_ENTRIES PROVIDED_:
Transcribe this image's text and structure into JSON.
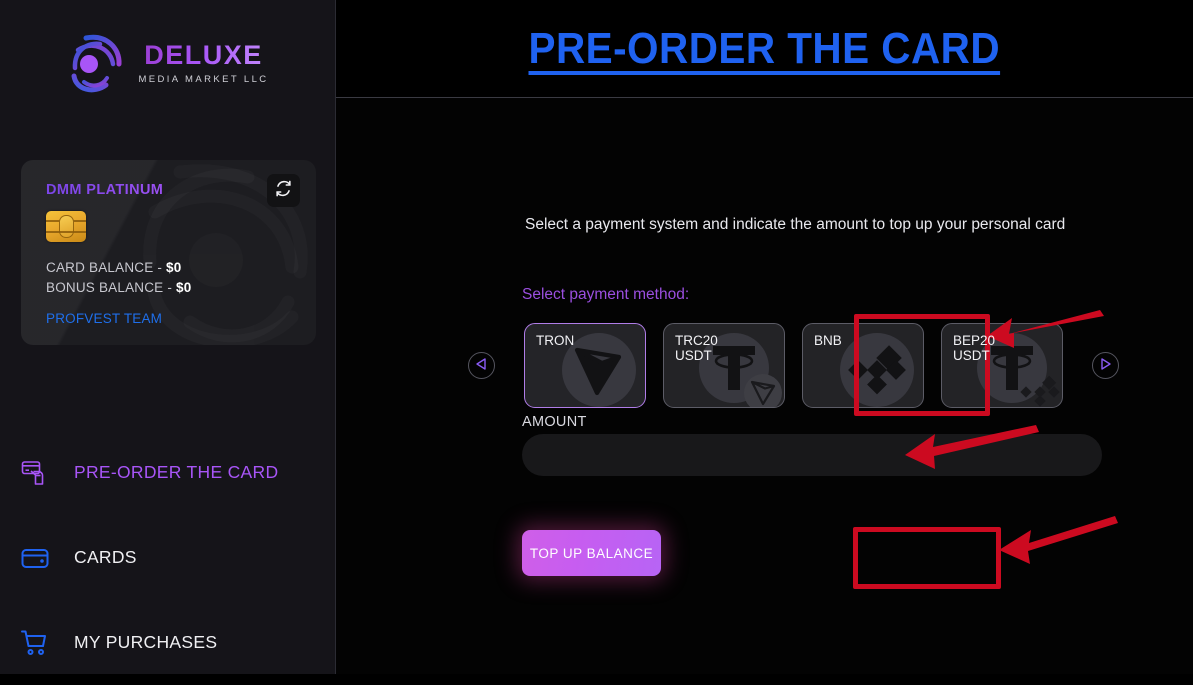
{
  "sidebar": {
    "logo": {
      "title": "DELUXE",
      "subtitle": "MEDIA MARKET LLC",
      "icon": "swirl-logo-icon"
    },
    "card": {
      "title": "DMM PLATINUM",
      "chip_icon": "emv-chip-icon",
      "card_balance_label": "CARD BALANCE - ",
      "card_balance_value": "$0",
      "bonus_balance_label": "BONUS BALANCE - ",
      "bonus_balance_value": "$0",
      "team": "PROFVEST TEAM",
      "refresh_icon": "refresh-icon"
    },
    "nav": [
      {
        "label": "PRE-ORDER THE CARD",
        "icon": "hand-card-icon",
        "active": true
      },
      {
        "label": "CARDS",
        "icon": "wallet-icon",
        "active": false
      },
      {
        "label": "MY PURCHASES",
        "icon": "shopping-cart-icon",
        "active": false
      }
    ]
  },
  "main": {
    "title": "PRE-ORDER THE CARD",
    "intro": "Select a payment system and indicate the amount to top up your personal card",
    "method_label": "Select payment method:",
    "prev_icon": "chevron-left-icon",
    "next_icon": "chevron-right-icon",
    "payment_methods": [
      {
        "name": "TRON",
        "logo": "tron-icon",
        "selected": true
      },
      {
        "name": "TRC20\nUSDT",
        "logo": "tether-tron-icon",
        "selected": false
      },
      {
        "name": "BNB",
        "logo": "binance-icon",
        "selected": false
      },
      {
        "name": "BEP20\nUSDT",
        "logo": "tether-binance-icon",
        "selected": false
      }
    ],
    "amount_label": "AMOUNT",
    "amount_value": "",
    "amount_placeholder": "",
    "topup_button": "TOP UP BALANCE"
  },
  "annotations": {
    "color": "#cc0a20",
    "boxes": [
      "tron-payment-method",
      "top-up-balance-button"
    ],
    "arrows": [
      "arrow-to-tron",
      "arrow-to-amount",
      "arrow-to-topup"
    ]
  },
  "colors": {
    "accent_purple": "#a855f7",
    "title_blue": "#1f62f0",
    "link_blue": "#1f6feb",
    "annotation_red": "#cc0a20",
    "sidebar_bg": "#151419",
    "main_bg": "#030303"
  }
}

_OBJECTIVE_:
Transcribe the listing in full. Omit the pictures and keep every line exact.

_ANSWER TO THIS EXERCISE_:
Transcribe this image's text and structure into JSON.
{
  "sidebar": {
    "logo": {
      "title": "DELUXE",
      "subtitle": "MEDIA MARKET LLC",
      "icon": "swirl-logo-icon"
    },
    "card": {
      "title": "DMM PLATINUM",
      "chip_icon": "emv-chip-icon",
      "card_balance_label": "CARD BALANCE - ",
      "card_balance_value": "$0",
      "bonus_balance_label": "BONUS BALANCE - ",
      "bonus_balance_value": "$0",
      "team": "PROFVEST TEAM",
      "refresh_icon": "refresh-icon"
    },
    "nav": [
      {
        "label": "PRE-ORDER THE CARD",
        "icon": "hand-card-icon",
        "active": true
      },
      {
        "label": "CARDS",
        "icon": "wallet-icon",
        "active": false
      },
      {
        "label": "MY PURCHASES",
        "icon": "shopping-cart-icon",
        "active": false
      }
    ]
  },
  "main": {
    "title": "PRE-ORDER THE CARD",
    "intro": "Select a payment system and indicate the amount to top up your personal card",
    "method_label": "Select payment method:",
    "prev_icon": "chevron-left-icon",
    "next_icon": "chevron-right-icon",
    "payment_methods": [
      {
        "name": "TRON",
        "logo": "tron-icon",
        "selected": true
      },
      {
        "name": "TRC20\nUSDT",
        "logo": "tether-tron-icon",
        "selected": false
      },
      {
        "name": "BNB",
        "logo": "binance-icon",
        "selected": false
      },
      {
        "name": "BEP20\nUSDT",
        "logo": "tether-binance-icon",
        "selected": false
      }
    ],
    "amount_label": "AMOUNT",
    "amount_value": "",
    "amount_placeholder": "",
    "topup_button": "TOP UP BALANCE"
  },
  "annotations": {
    "color": "#cc0a20",
    "boxes": [
      "tron-payment-method",
      "top-up-balance-button"
    ],
    "arrows": [
      "arrow-to-tron",
      "arrow-to-amount",
      "arrow-to-topup"
    ]
  },
  "colors": {
    "accent_purple": "#a855f7",
    "title_blue": "#1f62f0",
    "link_blue": "#1f6feb",
    "annotation_red": "#cc0a20",
    "sidebar_bg": "#151419",
    "main_bg": "#030303"
  }
}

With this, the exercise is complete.